> [DO THIS]: Extract each line of the data below exactly as written.

> [RECORDS FOR THIS TASK]:
-*-
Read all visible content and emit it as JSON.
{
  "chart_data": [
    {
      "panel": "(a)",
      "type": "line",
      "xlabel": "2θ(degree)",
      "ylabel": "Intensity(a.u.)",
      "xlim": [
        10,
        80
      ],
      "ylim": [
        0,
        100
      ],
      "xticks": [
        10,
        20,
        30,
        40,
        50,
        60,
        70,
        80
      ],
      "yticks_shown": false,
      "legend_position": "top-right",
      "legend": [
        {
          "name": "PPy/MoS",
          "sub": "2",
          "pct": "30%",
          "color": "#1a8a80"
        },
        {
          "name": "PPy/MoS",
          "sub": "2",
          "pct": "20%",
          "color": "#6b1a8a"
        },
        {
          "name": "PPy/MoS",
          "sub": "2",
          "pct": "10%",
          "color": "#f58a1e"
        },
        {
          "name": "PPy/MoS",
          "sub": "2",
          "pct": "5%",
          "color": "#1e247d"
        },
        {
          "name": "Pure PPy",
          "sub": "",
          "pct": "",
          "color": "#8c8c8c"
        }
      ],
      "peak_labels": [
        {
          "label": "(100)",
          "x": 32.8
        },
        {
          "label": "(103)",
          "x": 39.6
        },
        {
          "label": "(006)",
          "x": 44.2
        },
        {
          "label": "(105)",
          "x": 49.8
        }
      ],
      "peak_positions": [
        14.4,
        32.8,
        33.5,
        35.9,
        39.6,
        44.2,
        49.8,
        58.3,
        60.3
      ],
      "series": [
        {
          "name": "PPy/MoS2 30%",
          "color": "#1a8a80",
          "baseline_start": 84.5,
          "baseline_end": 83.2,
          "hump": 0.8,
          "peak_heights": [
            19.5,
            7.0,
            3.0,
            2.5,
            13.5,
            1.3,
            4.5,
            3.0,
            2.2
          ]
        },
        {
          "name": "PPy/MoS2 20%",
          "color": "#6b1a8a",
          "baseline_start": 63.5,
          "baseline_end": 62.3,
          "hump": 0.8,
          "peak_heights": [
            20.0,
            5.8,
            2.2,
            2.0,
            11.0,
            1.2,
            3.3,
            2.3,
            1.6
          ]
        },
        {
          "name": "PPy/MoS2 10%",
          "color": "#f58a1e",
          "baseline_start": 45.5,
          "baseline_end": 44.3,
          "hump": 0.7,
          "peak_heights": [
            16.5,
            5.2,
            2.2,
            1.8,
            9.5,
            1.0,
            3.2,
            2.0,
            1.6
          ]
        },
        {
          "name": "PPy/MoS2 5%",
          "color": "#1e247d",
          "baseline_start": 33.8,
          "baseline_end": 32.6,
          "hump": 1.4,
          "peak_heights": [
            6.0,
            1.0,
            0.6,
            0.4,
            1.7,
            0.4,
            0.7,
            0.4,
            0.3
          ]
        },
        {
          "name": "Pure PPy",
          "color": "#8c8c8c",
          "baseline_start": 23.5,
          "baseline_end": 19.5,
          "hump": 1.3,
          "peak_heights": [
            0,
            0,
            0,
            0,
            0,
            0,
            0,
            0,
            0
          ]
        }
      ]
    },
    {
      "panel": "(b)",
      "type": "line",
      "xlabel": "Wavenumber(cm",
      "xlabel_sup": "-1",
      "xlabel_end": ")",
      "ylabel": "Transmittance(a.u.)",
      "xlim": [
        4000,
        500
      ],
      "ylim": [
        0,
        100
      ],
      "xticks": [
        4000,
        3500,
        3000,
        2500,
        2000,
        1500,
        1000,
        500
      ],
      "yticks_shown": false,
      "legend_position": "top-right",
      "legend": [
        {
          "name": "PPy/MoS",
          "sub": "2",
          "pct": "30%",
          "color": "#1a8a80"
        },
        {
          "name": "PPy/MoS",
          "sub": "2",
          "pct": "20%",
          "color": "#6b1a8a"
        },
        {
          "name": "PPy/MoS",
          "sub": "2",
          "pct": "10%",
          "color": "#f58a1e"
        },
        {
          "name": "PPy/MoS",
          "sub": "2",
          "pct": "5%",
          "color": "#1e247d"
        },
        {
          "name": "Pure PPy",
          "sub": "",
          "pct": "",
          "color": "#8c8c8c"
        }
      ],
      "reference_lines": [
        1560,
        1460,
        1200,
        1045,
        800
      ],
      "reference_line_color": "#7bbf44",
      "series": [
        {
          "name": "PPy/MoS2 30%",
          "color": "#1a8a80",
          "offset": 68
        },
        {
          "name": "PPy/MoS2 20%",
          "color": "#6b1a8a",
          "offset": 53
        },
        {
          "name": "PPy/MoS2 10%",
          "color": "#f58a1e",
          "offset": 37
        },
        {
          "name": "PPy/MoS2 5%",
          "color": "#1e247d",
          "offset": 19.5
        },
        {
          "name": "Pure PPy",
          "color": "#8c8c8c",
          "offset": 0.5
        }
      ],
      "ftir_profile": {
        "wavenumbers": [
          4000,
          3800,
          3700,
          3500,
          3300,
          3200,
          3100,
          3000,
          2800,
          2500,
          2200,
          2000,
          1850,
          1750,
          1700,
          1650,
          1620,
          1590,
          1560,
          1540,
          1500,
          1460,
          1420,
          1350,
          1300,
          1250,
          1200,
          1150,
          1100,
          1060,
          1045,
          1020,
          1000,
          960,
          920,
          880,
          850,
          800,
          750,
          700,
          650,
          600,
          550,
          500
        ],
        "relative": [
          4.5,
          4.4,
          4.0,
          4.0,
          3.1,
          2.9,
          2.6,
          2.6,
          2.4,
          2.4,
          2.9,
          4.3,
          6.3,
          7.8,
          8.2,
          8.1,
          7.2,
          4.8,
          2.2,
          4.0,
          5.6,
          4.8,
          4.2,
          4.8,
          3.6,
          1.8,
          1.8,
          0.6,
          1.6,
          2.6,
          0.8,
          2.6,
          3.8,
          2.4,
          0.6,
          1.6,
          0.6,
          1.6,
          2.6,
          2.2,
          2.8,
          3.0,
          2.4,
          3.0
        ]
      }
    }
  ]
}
-*-
> [TASK SOLUTION]:
Read all visible content and emit it as JSON.
{
  "chart_data": [
    {
      "panel": "(a)",
      "type": "line",
      "xlabel": "2θ(degree)",
      "ylabel": "Intensity(a.u.)",
      "xlim": [
        10,
        80
      ],
      "ylim": [
        0,
        100
      ],
      "xticks": [
        10,
        20,
        30,
        40,
        50,
        60,
        70,
        80
      ],
      "yticks_shown": false,
      "legend_position": "top-right",
      "legend": [
        {
          "name": "PPy/MoS",
          "sub": "2",
          "pct": "30%",
          "color": "#1a8a80"
        },
        {
          "name": "PPy/MoS",
          "sub": "2",
          "pct": "20%",
          "color": "#6b1a8a"
        },
        {
          "name": "PPy/MoS",
          "sub": "2",
          "pct": "10%",
          "color": "#f58a1e"
        },
        {
          "name": "PPy/MoS",
          "sub": "2",
          "pct": "5%",
          "color": "#1e247d"
        },
        {
          "name": "Pure PPy",
          "sub": "",
          "pct": "",
          "color": "#8c8c8c"
        }
      ],
      "peak_labels": [
        {
          "label": "(100)",
          "x": 32.8
        },
        {
          "label": "(103)",
          "x": 39.6
        },
        {
          "label": "(006)",
          "x": 44.2
        },
        {
          "label": "(105)",
          "x": 49.8
        }
      ],
      "peak_positions": [
        14.4,
        32.8,
        33.5,
        35.9,
        39.6,
        44.2,
        49.8,
        58.3,
        60.3
      ],
      "series": [
        {
          "name": "PPy/MoS2 30%",
          "color": "#1a8a80",
          "baseline_start": 84.5,
          "baseline_end": 83.2,
          "hump": 0.8,
          "peak_heights": [
            19.5,
            7.0,
            3.0,
            2.5,
            13.5,
            1.3,
            4.5,
            3.0,
            2.2
          ]
        },
        {
          "name": "PPy/MoS2 20%",
          "color": "#6b1a8a",
          "baseline_start": 63.5,
          "baseline_end": 62.3,
          "hump": 0.8,
          "peak_heights": [
            20.0,
            5.8,
            2.2,
            2.0,
            11.0,
            1.2,
            3.3,
            2.3,
            1.6
          ]
        },
        {
          "name": "PPy/MoS2 10%",
          "color": "#f58a1e",
          "baseline_start": 45.5,
          "baseline_end": 44.3,
          "hump": 0.7,
          "peak_heights": [
            16.5,
            5.2,
            2.2,
            1.8,
            9.5,
            1.0,
            3.2,
            2.0,
            1.6
          ]
        },
        {
          "name": "PPy/MoS2 5%",
          "color": "#1e247d",
          "baseline_start": 33.8,
          "baseline_end": 32.6,
          "hump": 1.4,
          "peak_heights": [
            6.0,
            1.0,
            0.6,
            0.4,
            1.7,
            0.4,
            0.7,
            0.4,
            0.3
          ]
        },
        {
          "name": "Pure PPy",
          "color": "#8c8c8c",
          "baseline_start": 23.5,
          "baseline_end": 19.5,
          "hump": 1.3,
          "peak_heights": [
            0,
            0,
            0,
            0,
            0,
            0,
            0,
            0,
            0
          ]
        }
      ]
    },
    {
      "panel": "(b)",
      "type": "line",
      "xlabel": "Wavenumber(cm",
      "xlabel_sup": "-1",
      "xlabel_end": ")",
      "ylabel": "Transmittance(a.u.)",
      "xlim": [
        4000,
        500
      ],
      "ylim": [
        0,
        100
      ],
      "xticks": [
        4000,
        3500,
        3000,
        2500,
        2000,
        1500,
        1000,
        500
      ],
      "yticks_shown": false,
      "legend_position": "top-right",
      "legend": [
        {
          "name": "PPy/MoS",
          "sub": "2",
          "pct": "30%",
          "color": "#1a8a80"
        },
        {
          "name": "PPy/MoS",
          "sub": "2",
          "pct": "20%",
          "color": "#6b1a8a"
        },
        {
          "name": "PPy/MoS",
          "sub": "2",
          "pct": "10%",
          "color": "#f58a1e"
        },
        {
          "name": "PPy/MoS",
          "sub": "2",
          "pct": "5%",
          "color": "#1e247d"
        },
        {
          "name": "Pure PPy",
          "sub": "",
          "pct": "",
          "color": "#8c8c8c"
        }
      ],
      "reference_lines": [
        1560,
        1460,
        1200,
        1045,
        800
      ],
      "reference_line_color": "#7bbf44",
      "series": [
        {
          "name": "PPy/MoS2 30%",
          "color": "#1a8a80",
          "offset": 68
        },
        {
          "name": "PPy/MoS2 20%",
          "color": "#6b1a8a",
          "offset": 53
        },
        {
          "name": "PPy/MoS2 10%",
          "color": "#f58a1e",
          "offset": 37
        },
        {
          "name": "PPy/MoS2 5%",
          "color": "#1e247d",
          "offset": 19.5
        },
        {
          "name": "Pure PPy",
          "color": "#8c8c8c",
          "offset": 0.5
        }
      ],
      "ftir_profile": {
        "wavenumbers": [
          4000,
          3800,
          3700,
          3500,
          3300,
          3200,
          3100,
          3000,
          2800,
          2500,
          2200,
          2000,
          1850,
          1750,
          1700,
          1650,
          1620,
          1590,
          1560,
          1540,
          1500,
          1460,
          1420,
          1350,
          1300,
          1250,
          1200,
          1150,
          1100,
          1060,
          1045,
          1020,
          1000,
          960,
          920,
          880,
          850,
          800,
          750,
          700,
          650,
          600,
          550,
          500
        ],
        "relative": [
          4.5,
          4.4,
          4.0,
          4.0,
          3.1,
          2.9,
          2.6,
          2.6,
          2.4,
          2.4,
          2.9,
          4.3,
          6.3,
          7.8,
          8.2,
          8.1,
          7.2,
          4.8,
          2.2,
          4.0,
          5.6,
          4.8,
          4.2,
          4.8,
          3.6,
          1.8,
          1.8,
          0.6,
          1.6,
          2.6,
          0.8,
          2.6,
          3.8,
          2.4,
          0.6,
          1.6,
          0.6,
          1.6,
          2.6,
          2.2,
          2.8,
          3.0,
          2.4,
          3.0
        ]
      }
    }
  ]
}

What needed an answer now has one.